ОТРЫВОК ДЛЯ ЧТЕНИЯ:
^^^^^^^^^^^^^^^^
Юбилей вчера состоялся[204]. Все прошло более или менее благополучно, мои предчувствия как будто не имели основания. Тем не менее. На душе чувство неловкости. Юбилей — обряд или парад грубоватый. Впрочем, буду рассказывать по порядку.
Как все было сложно, как долго театр колебался, прежде чем поставить пьесу, и как все словно дымом выело из памяти Зандберг. Раз, два — и готово. Пришел навестить Уварову и в утешение ей сочинил тут же пьесу, а потом переписал со всеми хохмами (о, ужас)! Я не решился перечитать «Ундервуд», когда пьеса попалась мне недавно в руки. Но помню, что писал я ее не шутя. Что же такое прошлое? Для меня двадцатые годы все равно что вчера, а тут же рядом человеку в тех же годах чудится нечто такое, чего и не было. И что творилось в душе этой пожилой, недоброй женщины в те времена, когда была она безразлична, добра и молода? Вызвали такси. Мы двинулись усаживаться туда со всеми цветами и адресами. Ехал я домой уже без всяких мыслей и воспоминаний. (Когда я предавался воспоминаниям, я только ужасался. Это теперь записываю я все подробно.) Итак, домой я ехал без всяких мыслей и воспоминаний, словно из бани какой‑то. А потом пошли юбилейные дни. Напоминали они и что‑то страшное, словно открыли дверь в дом и всем можно входить, и праздничное. Нечто подобное пережил я, когда сидел в самолете, проделывающем мертвые петли. Ни радости, ни страха, а только растерянность — я ничего подобного не переживал прежде. И спокойствие. Впро — чем, все были со мною осторожны и старались, чтобы все происходило неказенно, так что я даже не почувствовал протеста. И банкет прошел почти весело. Для меня, непьющего. Несколько слов, сказанных Зощенко, вдруг примирили меня со всем происходящим. На другой день обедали у меня Каверины, Чуковские, Лёва Зильбер. На третий — ужинали Шток, Дрейдены, Надя Кошеверова. Сейчас прихожу в себя. Юбилей — обряд грубый.
^^^^^^^^^^^^^^^^
ИСХОДНЫЕ ДАННЫЕ:
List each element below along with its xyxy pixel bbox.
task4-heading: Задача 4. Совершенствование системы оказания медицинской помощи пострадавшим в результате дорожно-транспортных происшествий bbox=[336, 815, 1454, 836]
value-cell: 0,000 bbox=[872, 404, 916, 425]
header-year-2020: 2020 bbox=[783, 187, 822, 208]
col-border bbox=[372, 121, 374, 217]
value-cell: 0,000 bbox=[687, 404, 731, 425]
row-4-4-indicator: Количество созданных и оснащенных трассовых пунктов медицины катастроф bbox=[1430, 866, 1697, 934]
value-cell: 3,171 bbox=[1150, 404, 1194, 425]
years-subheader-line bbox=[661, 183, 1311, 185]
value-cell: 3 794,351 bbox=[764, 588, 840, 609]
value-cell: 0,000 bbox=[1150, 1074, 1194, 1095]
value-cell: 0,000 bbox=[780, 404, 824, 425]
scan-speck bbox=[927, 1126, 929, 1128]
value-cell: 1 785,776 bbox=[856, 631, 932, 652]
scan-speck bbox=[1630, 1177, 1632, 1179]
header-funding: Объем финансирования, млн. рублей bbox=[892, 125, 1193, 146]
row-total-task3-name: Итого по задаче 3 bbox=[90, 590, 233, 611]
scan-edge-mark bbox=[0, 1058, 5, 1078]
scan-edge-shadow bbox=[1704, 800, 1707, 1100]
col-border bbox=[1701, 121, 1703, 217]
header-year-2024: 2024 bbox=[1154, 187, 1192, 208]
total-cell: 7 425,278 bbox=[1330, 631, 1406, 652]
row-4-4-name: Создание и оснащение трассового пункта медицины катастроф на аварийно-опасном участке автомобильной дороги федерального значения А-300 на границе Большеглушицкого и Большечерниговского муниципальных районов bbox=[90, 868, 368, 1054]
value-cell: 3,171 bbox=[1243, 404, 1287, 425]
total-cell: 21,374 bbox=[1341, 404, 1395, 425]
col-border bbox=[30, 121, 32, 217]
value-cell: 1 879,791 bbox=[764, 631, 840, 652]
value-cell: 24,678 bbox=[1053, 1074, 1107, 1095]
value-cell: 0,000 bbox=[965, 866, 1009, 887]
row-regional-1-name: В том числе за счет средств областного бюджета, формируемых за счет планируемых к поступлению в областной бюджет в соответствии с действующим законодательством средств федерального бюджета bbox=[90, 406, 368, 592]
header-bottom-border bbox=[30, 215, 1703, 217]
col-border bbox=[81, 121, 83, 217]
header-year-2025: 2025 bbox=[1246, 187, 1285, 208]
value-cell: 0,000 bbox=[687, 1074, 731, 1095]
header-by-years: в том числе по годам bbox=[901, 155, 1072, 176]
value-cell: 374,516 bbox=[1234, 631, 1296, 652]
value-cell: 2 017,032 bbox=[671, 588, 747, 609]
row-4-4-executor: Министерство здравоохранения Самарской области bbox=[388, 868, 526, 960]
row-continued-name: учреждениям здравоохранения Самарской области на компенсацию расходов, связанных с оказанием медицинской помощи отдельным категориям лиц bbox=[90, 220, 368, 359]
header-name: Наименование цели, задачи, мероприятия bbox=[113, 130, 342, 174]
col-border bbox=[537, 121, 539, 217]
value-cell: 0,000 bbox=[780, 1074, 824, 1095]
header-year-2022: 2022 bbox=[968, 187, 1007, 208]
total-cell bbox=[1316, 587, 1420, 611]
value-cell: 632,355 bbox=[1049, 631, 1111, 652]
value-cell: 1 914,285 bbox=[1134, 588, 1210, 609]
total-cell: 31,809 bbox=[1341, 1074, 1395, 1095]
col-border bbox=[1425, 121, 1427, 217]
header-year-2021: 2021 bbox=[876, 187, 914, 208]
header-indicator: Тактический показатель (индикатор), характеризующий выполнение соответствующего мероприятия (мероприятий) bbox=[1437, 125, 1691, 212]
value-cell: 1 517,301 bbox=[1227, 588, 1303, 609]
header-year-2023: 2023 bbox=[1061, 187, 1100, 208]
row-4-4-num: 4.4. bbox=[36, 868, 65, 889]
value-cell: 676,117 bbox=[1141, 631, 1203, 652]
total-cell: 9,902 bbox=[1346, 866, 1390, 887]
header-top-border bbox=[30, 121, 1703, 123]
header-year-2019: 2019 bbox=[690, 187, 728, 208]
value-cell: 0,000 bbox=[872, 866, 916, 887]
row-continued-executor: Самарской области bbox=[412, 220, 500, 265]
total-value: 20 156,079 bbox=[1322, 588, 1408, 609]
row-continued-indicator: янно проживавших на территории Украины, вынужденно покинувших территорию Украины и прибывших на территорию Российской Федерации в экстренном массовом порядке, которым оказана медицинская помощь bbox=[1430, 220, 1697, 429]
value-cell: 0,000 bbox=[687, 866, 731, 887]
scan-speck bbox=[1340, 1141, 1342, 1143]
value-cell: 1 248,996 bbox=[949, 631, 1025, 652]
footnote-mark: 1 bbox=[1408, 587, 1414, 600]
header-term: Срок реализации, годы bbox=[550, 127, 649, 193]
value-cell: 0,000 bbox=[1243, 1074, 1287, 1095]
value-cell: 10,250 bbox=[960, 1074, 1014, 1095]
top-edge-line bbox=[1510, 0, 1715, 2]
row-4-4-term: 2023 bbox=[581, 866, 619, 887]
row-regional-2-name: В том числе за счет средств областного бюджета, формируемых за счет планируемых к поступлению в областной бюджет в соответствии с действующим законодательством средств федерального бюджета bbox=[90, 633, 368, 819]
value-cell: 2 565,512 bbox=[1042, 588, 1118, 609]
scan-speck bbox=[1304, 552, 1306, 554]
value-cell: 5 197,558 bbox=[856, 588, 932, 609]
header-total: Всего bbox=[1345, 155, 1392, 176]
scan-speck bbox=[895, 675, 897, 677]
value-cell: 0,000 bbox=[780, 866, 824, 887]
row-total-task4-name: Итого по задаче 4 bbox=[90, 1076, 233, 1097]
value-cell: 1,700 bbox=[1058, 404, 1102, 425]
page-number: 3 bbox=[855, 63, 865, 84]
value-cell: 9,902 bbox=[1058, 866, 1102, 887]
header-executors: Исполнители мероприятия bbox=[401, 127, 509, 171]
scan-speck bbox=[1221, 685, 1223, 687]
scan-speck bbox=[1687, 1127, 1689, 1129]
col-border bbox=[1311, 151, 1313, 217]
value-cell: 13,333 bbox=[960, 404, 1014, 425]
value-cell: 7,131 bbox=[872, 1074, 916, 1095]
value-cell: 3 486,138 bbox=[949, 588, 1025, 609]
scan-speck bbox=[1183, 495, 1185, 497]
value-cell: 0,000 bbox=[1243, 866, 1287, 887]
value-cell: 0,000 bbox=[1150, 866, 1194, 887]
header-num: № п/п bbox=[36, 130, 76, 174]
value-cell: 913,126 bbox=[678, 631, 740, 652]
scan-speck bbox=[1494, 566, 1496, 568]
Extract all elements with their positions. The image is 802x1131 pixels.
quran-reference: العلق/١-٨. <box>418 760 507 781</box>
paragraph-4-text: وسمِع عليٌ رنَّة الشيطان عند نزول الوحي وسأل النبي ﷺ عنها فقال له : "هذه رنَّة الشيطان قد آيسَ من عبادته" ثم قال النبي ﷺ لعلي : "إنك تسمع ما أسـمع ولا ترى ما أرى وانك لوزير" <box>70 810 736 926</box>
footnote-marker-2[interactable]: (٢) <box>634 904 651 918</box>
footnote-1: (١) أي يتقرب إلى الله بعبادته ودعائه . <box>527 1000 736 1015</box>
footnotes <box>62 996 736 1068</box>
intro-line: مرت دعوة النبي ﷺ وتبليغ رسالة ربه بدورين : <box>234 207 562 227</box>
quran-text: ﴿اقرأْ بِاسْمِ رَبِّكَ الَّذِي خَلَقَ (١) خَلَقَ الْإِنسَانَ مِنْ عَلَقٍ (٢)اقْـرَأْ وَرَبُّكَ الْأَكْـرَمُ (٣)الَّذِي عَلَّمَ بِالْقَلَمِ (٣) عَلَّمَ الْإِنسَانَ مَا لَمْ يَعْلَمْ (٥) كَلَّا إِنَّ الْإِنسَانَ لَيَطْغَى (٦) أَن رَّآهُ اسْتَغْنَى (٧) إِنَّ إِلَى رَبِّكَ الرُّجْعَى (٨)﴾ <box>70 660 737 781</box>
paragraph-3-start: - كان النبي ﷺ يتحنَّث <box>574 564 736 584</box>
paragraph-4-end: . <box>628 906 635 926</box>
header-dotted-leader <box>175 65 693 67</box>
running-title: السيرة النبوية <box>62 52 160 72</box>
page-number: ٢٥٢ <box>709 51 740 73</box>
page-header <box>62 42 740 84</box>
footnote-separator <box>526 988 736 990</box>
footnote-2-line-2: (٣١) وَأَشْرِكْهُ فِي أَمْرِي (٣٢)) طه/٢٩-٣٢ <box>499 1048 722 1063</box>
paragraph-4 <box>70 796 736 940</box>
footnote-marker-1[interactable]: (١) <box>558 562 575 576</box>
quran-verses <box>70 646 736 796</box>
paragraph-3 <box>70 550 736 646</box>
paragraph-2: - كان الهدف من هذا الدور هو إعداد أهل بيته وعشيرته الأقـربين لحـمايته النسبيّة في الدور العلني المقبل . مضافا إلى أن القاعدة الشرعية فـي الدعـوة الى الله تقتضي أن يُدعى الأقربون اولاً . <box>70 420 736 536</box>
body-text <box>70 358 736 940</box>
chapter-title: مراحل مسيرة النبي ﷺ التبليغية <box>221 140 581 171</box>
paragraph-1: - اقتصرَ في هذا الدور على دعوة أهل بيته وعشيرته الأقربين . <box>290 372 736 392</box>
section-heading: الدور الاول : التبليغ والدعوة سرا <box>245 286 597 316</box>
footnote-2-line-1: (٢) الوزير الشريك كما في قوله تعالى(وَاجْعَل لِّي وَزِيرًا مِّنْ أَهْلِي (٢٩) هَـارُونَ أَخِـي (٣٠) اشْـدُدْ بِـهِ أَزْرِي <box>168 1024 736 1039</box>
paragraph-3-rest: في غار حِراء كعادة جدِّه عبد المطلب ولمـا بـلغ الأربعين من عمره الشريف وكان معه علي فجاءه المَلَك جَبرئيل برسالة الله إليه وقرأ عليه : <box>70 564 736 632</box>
^^^^^^^^^^^^^^^^
ЗАДАНИЕ: Перепишите из отрывка о юбилее часть, начиная со слов «Юбилей вчера состоялся[204].» и заканчивая словами «рассказывать по порядку.». Строки с отрывком никак не связаны.

ОТВЕТ:
Юбилей вчера состоялся[204]. Все прошло более или менее благополучно, мои предчувствия как будто не имели основания. Тем не менее. На душе чувство неловкости. Юбилей — обряд или парад грубоватый. Впрочем, буду рассказывать по порядку.